WHAT YOU HAVE TO DO
Where a line holds the string "JSON", return that line.

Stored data
* * * * * * * * *

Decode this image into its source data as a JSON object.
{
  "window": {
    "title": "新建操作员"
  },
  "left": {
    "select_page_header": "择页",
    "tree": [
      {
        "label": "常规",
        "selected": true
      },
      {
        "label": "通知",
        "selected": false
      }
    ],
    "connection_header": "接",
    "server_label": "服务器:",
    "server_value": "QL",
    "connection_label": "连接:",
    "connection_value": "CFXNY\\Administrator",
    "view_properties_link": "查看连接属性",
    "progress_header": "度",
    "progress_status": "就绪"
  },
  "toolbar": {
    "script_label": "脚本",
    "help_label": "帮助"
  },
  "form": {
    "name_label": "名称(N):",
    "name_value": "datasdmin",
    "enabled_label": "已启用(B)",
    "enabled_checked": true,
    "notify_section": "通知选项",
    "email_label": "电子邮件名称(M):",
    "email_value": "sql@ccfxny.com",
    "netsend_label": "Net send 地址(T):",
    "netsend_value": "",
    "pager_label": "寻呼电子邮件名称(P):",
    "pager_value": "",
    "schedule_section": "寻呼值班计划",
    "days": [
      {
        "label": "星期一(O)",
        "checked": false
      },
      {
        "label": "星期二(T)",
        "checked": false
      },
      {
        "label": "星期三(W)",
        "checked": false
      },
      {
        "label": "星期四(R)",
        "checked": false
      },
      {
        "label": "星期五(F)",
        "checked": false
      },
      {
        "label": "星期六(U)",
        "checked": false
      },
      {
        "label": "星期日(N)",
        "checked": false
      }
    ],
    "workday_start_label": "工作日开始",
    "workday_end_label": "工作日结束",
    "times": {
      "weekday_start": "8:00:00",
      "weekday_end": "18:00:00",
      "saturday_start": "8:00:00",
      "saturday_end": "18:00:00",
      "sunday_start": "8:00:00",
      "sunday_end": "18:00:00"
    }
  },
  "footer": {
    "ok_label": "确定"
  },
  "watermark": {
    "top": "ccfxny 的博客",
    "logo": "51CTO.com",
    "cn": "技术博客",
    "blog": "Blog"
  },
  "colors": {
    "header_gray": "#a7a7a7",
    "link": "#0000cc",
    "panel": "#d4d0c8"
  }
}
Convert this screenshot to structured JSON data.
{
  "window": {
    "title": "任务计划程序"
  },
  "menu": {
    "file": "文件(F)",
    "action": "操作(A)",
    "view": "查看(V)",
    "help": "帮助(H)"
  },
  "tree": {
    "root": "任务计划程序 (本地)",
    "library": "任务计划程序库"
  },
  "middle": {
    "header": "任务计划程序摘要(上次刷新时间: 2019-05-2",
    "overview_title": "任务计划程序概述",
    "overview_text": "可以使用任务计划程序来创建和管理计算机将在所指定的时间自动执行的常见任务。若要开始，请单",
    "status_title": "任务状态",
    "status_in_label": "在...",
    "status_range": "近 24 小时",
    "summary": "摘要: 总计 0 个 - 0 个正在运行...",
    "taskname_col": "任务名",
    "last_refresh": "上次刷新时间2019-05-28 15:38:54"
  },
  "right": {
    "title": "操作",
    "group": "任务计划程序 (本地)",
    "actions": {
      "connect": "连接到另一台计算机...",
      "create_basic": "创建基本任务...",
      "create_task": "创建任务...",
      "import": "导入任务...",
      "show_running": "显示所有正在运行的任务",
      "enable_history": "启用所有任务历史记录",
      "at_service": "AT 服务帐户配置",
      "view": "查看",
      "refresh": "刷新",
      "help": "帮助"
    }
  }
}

* * * * * * * * *

COMPLETED EXERCISE
Decode this image into its source data as a JSON object.
Convert this screenshot to structured JSON data.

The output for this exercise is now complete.